WHAT IS NEEDED → Extract verbatim every line from the one containing "What text is on this page?" to the final line of the records below, inclusive, and exclude all pictures.

TASK INPUT →

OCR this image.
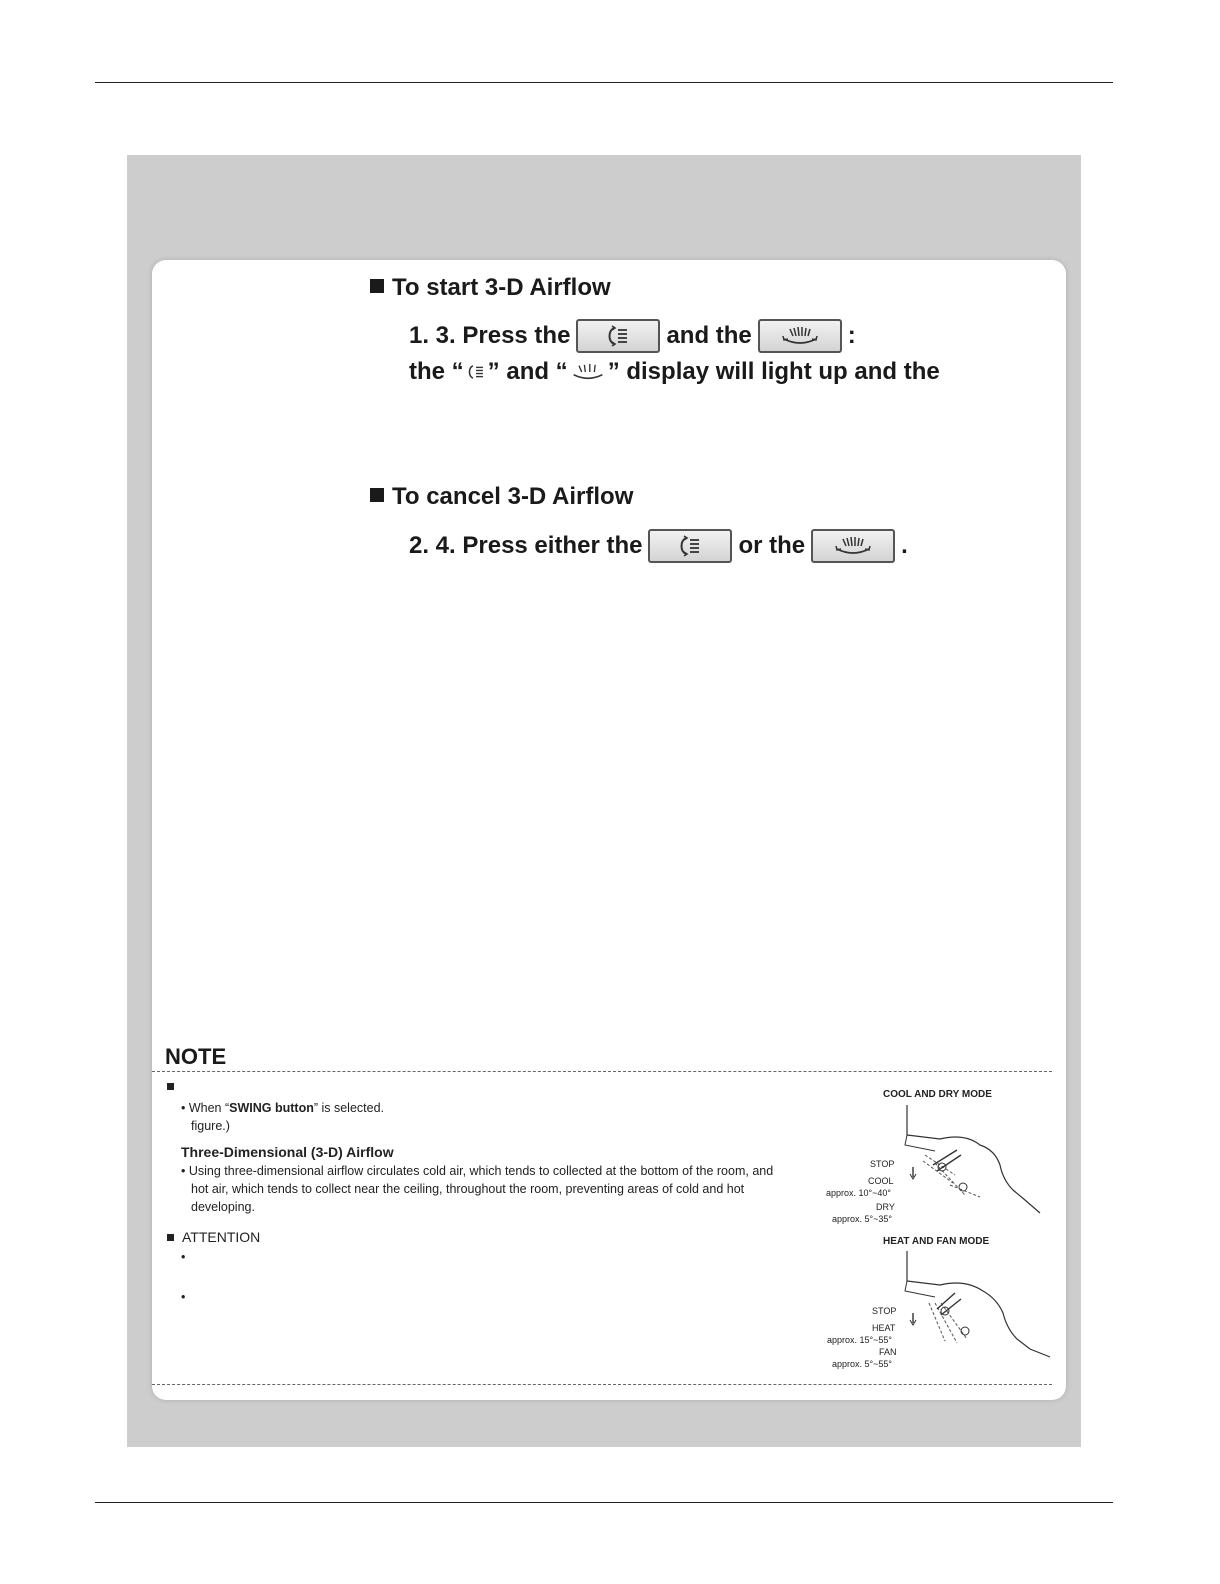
To start 3-D Airflow
1. 3. Press the	and the	:
the “ ” and “ ” display will light up and the
To cancel 3-D Airflow
2. 4. Press either the	or the	.
NOTE
• When “SWING button” is selected.
figure.)
Three-Dimensional (3-D) Airflow
• Using three-dimensional airflow circulates cold air, which tends to collected at the bottom of the room, and
hot air, which tends to collect near the ceiling, throughout the room, preventing areas of cold and hot
developing.
ATTENTION
•
•
COOL AND DRY MODE
STOP
COOL
approx. 10°~40°
DRY
approx. 5°~35°
HEAT AND FAN MODE
STOP
HEAT
approx. 15°~55°
FAN
approx. 5°~55°
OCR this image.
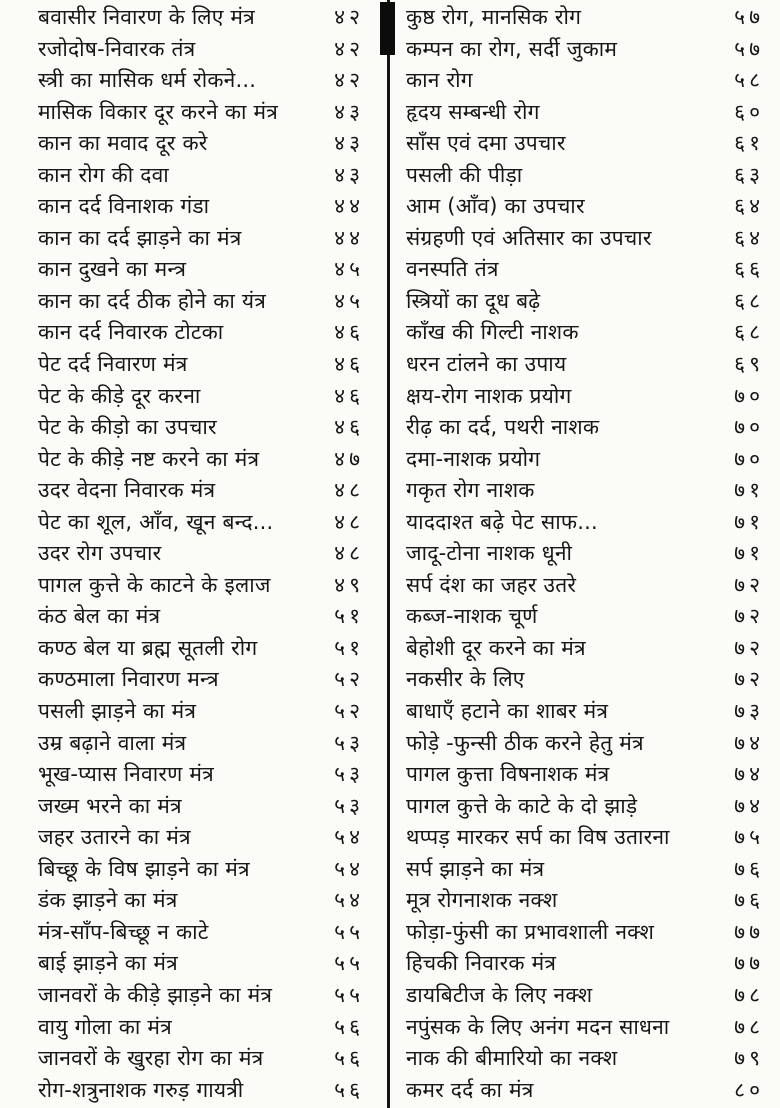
बवासीर निवारण के लिए मंत्र	४२
रजोदोष-निवारक तंत्र	४२
स्त्री का मासिक धर्म रोकने...	४२
मासिक विकार दूर करने का मंत्र	४३
कान का मवाद दूर करे	४३
कान रोग की दवा	४३
कान दर्द विनाशक गंडा	४४
कान का दर्द झाड़ने का मंत्र	४४
कान दुखने का मन्त्र	४५
कान का दर्द ठीक होने का यंत्र	४५
कान दर्द निवारक टोटका	४६
पेट दर्द निवारण मंत्र	४६
पेट के कीड़े दूर करना	४६
पेट के कीड़ो का उपचार	४६
पेट के कीड़े नष्ट करने का मंत्र	४७
उदर वेदना निवारक मंत्र	४८
पेट का शूल, आँव, खून बन्द...	४८
उदर रोग उपचार	४८
पागल कुत्ते के काटने के इलाज	४९
कंठ बेल का मंत्र	५१
कण्ठ बेल या ब्रह्म सूतली रोग	५१
कण्ठमाला निवारण मन्त्र	५२
पसली झाड़ने का मंत्र	५२
उम्र बढ़ाने वाला मंत्र	५३
भूख-प्यास निवारण मंत्र	५३
जख्म भरने का मंत्र	५३
जहर उतारने का मंत्र	५४
बिच्छू के विष झाड़ने का मंत्र	५४
डंक झाड़ने का मंत्र	५४
मंत्र-साँप-बिच्छू न काटे	५५
बाई झाड़ने का मंत्र	५५
जानवरों के कीड़े झाड़ने का मंत्र	५५
वायु गोला का मंत्र	५६
जानवरों के खुरहा रोग का मंत्र	५६
रोग-शत्रुनाशक गरुड़ गायत्री	५६
कुष्ठ रोग, मानसिक रोग	५७
कम्पन का रोग, सर्दी जुकाम	५७
कान रोग	५८
हृदय सम्बन्धी रोग	६०
साँस एवं दमा उपचार	६१
पसली की पीड़ा	६३
आम (आँव) का उपचार	६४
संग्रहणी एवं अतिसार का उपचार	६४
वनस्पति तंत्र	६६
स्त्रियों का दूध बढ़े	६८
काँख की गिल्टी नाशक	६८
धरन टांलने का उपाय	६९
क्षय-रोग नाशक प्रयोग	७०
रीढ़ का दर्द, पथरी नाशक	७०
दमा-नाशक प्रयोग	७०
गकृत रोग नाशक	७१
याददाश्त बढ़े पेट साफ...	७१
जादू-टोना नाशक धूनी	७१
सर्प दंश का जहर उतरे	७२
कब्ज-नाशक चूर्ण	७२
बेहोशी दूर करने का मंत्र	७२
नकसीर के लिए	७२
बाधाएँ हटाने का शाबर मंत्र	७३
फोड़े -फुन्सी ठीक करने हेतु मंत्र	७४
पागल कुत्ता विषनाशक मंत्र	७४
पागल कुत्ते के काटे के दो झाड़े	७४
थप्पड़ मारकर सर्प का विष उतारना	७५
सर्प झाड़ने का मंत्र	७६
मूत्र रोगनाशक नक्श	७६
फोड़ा-फुंसी का प्रभावशाली नक्श	७७
हिचकी निवारक मंत्र	७७
डायबिटीज के लिए नक्श	७८
नपुंसक के लिए अनंग मदन साधना	७८
नाक की बीमारियो का नक्श	७९
कमर दर्द का मंत्र	८०
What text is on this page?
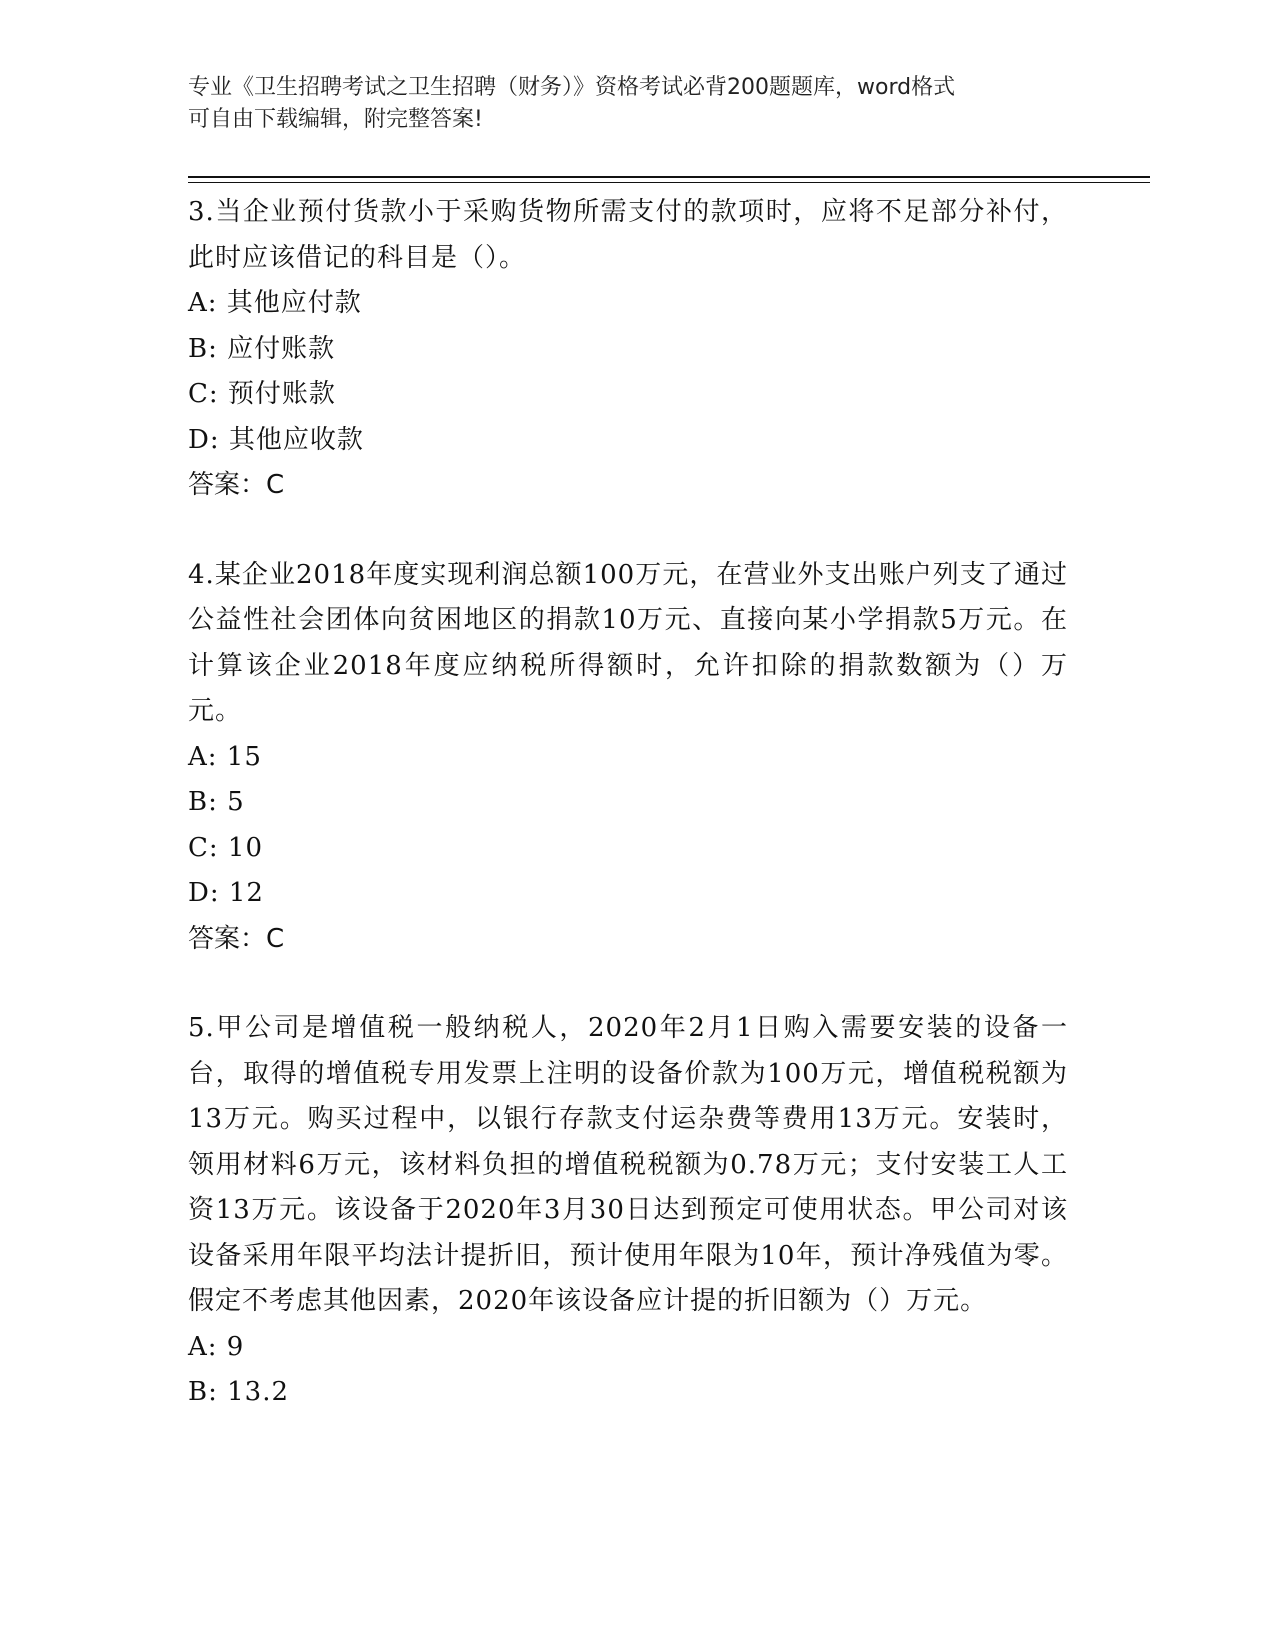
专业《卫生招聘考试之卫生招聘（财务）》资格考试必背200题题库，word格式
可自由下载编辑，附完整答案!

3.当企业预付货款小于采购货物所需支付的款项时，应将不足部分补付，此时应该借记的科目是（）。

A: 其他应付款

B: 应付账款

C: 预付账款

D: 其他应收款

答案：C

4.某企业2018年度实现利润总额100万元，在营业外支出账户列支了通过公益性社会团体向贫困地区的捐款10万元、直接向某小学捐款5万元。在计算该企业2018年度应纳税所得额时，允许扣除的捐款数额为（）万元。

A: 15

B: 5

C: 10

D: 12

答案：C

5.甲公司是增值税一般纳税人，2020年2月1日购入需要安装的设备一台，取得的增值税专用发票上注明的设备价款为100万元，增值税税额为13万元。购买过程中，以银行存款支付运杂费等费用13万元。安装时，领用材料6万元，该材料负担的增值税税额为0.78万元；支付安装工人工资13万元。该设备于2020年3月30日达到预定可使用状态。甲公司对该设备采用年限平均法计提折旧，预计使用年限为10年，预计净残值为零。假定不考虑其他因素，2020年该设备应计提的折旧额为（）万元。

A: 9

B: 13.2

FINISHED TASK →
What text is on this page?
专业《卫生招聘考试之卫生招聘（财务）》资格考试必背200题题库，word格式
可自由下载编辑，附完整答案!

3.当企业预付货款小于采购货物所需支付的款项时，应将不足部分补付，此时应该借记的科目是（）。

A: 其他应付款

B: 应付账款

C: 预付账款

D: 其他应收款

答案：C

4.某企业2018年度实现利润总额100万元，在营业外支出账户列支了通过公益性社会团体向贫困地区的捐款10万元、直接向某小学捐款5万元。在计算该企业2018年度应纳税所得额时，允许扣除的捐款数额为（）万元。

A: 15

B: 5

C: 10

D: 12

答案：C

5.甲公司是增值税一般纳税人，2020年2月1日购入需要安装的设备一台，取得的增值税专用发票上注明的设备价款为100万元，增值税税额为13万元。购买过程中，以银行存款支付运杂费等费用13万元。安装时，领用材料6万元，该材料负担的增值税税额为0.78万元；支付安装工人工资13万元。该设备于2020年3月30日达到预定可使用状态。甲公司对该设备采用年限平均法计提折旧，预计使用年限为10年，预计净残值为零。假定不考虑其他因素，2020年该设备应计提的折旧额为（）万元。

A: 9

B: 13.2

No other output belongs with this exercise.